──────── Données de l'exercice

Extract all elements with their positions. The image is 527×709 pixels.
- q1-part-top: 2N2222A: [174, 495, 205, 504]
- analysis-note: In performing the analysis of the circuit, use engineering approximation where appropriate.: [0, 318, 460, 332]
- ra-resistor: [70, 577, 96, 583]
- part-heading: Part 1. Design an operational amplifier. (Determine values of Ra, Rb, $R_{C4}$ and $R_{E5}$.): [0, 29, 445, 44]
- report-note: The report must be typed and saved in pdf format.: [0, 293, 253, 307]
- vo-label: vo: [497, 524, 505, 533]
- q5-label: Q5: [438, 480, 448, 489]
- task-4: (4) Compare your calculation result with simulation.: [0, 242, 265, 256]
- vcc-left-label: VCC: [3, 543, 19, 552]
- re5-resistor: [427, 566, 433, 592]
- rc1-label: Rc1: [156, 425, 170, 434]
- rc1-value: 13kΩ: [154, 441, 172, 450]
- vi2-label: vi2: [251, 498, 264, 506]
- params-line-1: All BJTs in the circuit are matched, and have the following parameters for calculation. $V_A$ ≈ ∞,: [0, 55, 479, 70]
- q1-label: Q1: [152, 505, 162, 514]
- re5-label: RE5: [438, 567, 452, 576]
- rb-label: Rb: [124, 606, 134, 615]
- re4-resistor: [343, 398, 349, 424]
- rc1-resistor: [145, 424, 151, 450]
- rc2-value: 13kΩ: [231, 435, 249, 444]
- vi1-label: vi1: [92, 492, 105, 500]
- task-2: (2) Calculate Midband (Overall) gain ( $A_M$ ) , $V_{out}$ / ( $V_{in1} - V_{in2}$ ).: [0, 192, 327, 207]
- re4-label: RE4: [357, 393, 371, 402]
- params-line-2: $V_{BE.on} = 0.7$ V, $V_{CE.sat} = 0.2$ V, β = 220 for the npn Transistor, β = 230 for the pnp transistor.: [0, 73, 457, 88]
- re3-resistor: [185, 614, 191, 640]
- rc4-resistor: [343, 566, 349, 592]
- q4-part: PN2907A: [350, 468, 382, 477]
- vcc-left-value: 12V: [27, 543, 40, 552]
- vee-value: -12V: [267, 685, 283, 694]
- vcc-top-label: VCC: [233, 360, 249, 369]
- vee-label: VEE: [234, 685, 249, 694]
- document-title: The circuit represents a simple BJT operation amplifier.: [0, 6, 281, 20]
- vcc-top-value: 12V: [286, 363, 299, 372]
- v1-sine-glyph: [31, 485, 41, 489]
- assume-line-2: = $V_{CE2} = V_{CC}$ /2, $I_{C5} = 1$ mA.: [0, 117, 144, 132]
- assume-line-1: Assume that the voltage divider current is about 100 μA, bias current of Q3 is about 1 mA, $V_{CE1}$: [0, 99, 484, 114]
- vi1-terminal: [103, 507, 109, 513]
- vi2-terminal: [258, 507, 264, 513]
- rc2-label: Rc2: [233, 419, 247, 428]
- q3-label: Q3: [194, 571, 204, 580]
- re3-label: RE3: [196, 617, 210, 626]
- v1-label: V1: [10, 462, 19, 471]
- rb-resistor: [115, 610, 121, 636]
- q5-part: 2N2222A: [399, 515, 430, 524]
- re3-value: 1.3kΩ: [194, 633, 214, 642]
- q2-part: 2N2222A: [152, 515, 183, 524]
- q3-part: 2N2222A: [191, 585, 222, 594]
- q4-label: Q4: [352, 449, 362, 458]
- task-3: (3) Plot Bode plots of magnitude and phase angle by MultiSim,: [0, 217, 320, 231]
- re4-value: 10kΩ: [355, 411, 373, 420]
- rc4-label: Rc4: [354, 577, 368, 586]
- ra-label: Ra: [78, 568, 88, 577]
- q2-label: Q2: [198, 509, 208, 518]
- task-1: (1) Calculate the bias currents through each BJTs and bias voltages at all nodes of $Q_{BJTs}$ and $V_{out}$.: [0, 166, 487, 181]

────────────────

* [Consigne]: Pouvez-vous reprendre sous forme de liste numérotée toutes les lignes des items ci-dessus, en omettant les lignes vides ?

* [Réponse]:
1. Extract all elements with their positions. The image is 527×709 pixels.
2. - q1-part-top: 2N2222A: [174, 495, 205, 504]
3. - analysis-note: In performing the analysis of the circuit, use engineering approximation where appropriate.: [0, 318, 460, 332]
4. - ra-resistor: [70, 577, 96, 583]
5. - part-heading: Part 1. Design an operational amplifier. (Determine values of Ra, Rb, $R_{C4}$ and $R_{E5}$.): [0, 29, 445, 44]
6. - report-note: The report must be typed and saved in pdf format.: [0, 293, 253, 307]
7. - vo-label: vo: [497, 524, 505, 533]
8. - q5-label: Q5: [438, 480, 448, 489]
9. - task-4: (4) Compare your calculation result with simulation.: [0, 242, 265, 256]
10. - vcc-left-label: VCC: [3, 543, 19, 552]
11. - re5-resistor: [427, 566, 433, 592]
12. - rc1-label: Rc1: [156, 425, 170, 434]
13. - rc1-value: 13kΩ: [154, 441, 172, 450]
14. - vi2-label: vi2: [251, 498, 264, 506]
15. - params-line-1: All BJTs in the circuit are matched, and have the following parameters for calculation. $V_A$ ≈ ∞,: [0, 55, 479, 70]
16. - q1-label: Q1: [152, 505, 162, 514]
17. - re5-label: RE5: [438, 567, 452, 576]
18. - rb-label: Rb: [124, 606, 134, 615]
19. - re4-resistor: [343, 398, 349, 424]
20. - rc1-resistor: [145, 424, 151, 450]
21. - rc2-value: 13kΩ: [231, 435, 249, 444]
22. - vi1-label: vi1: [92, 492, 105, 500]
23. - task-2: (2) Calculate Midband (Overall) gain ( $A_M$ ) , $V_{out}$ / ( $V_{in1} - V_{in2}$ ).: [0, 192, 327, 207]
24. - re4-label: RE4: [357, 393, 371, 402]
25. - params-line-2: $V_{BE.on} = 0.7$ V, $V_{CE.sat} = 0.2$ V, β = 220 for the npn Transistor, β = 230 for the pnp transistor.: [0, 73, 457, 88]
26. - re3-resistor: [185, 614, 191, 640]
27. - rc4-resistor: [343, 566, 349, 592]
28. - q4-part: PN2907A: [350, 468, 382, 477]
29. - vcc-left-value: 12V: [27, 543, 40, 552]
30. - vee-value: -12V: [267, 685, 283, 694]
31. - vcc-top-label: VCC: [233, 360, 249, 369]
32. - vee-label: VEE: [234, 685, 249, 694]
33. - document-title: The circuit represents a simple BJT operation amplifier.: [0, 6, 281, 20]
34. - vcc-top-value: 12V: [286, 363, 299, 372]
35. - v1-sine-glyph: [31, 485, 41, 489]
36. - assume-line-2: = $V_{CE2} = V_{CC}$ /2, $I_{C5} = 1$ mA.: [0, 117, 144, 132]
37. - assume-line-1: Assume that the voltage divider current is about 100 μA, bias current of Q3 is about 1 mA, $V_{CE1}$: [0, 99, 484, 114]
38. - vi1-terminal: [103, 507, 109, 513]
39. - vi2-terminal: [258, 507, 264, 513]
40. - rc2-label: Rc2: [233, 419, 247, 428]
41. - q3-label: Q3: [194, 571, 204, 580]
42. - re3-label: RE3: [196, 617, 210, 626]
43. - v1-label: V1: [10, 462, 19, 471]
44. - rb-resistor: [115, 610, 121, 636]
45. - q5-part: 2N2222A: [399, 515, 430, 524]
46. - re3-value: 1.3kΩ: [194, 633, 214, 642]
47. - q2-part: 2N2222A: [152, 515, 183, 524]
48. - q3-part: 2N2222A: [191, 585, 222, 594]
49. - q4-label: Q4: [352, 449, 362, 458]
50. - task-3: (3) Plot Bode plots of magnitude and phase angle by MultiSim,: [0, 217, 320, 231]
51. - re4-value: 10kΩ: [355, 411, 373, 420]
52. - rc4-label: Rc4: [354, 577, 368, 586]
53. - ra-label: Ra: [78, 568, 88, 577]
54. - q2-label: Q2: [198, 509, 208, 518]
55. - task-1: (1) Calculate the bias currents through each BJTs and bias voltages at all nodes of $Q_{BJTs}$ and $V_{out}$.: [0, 166, 487, 181]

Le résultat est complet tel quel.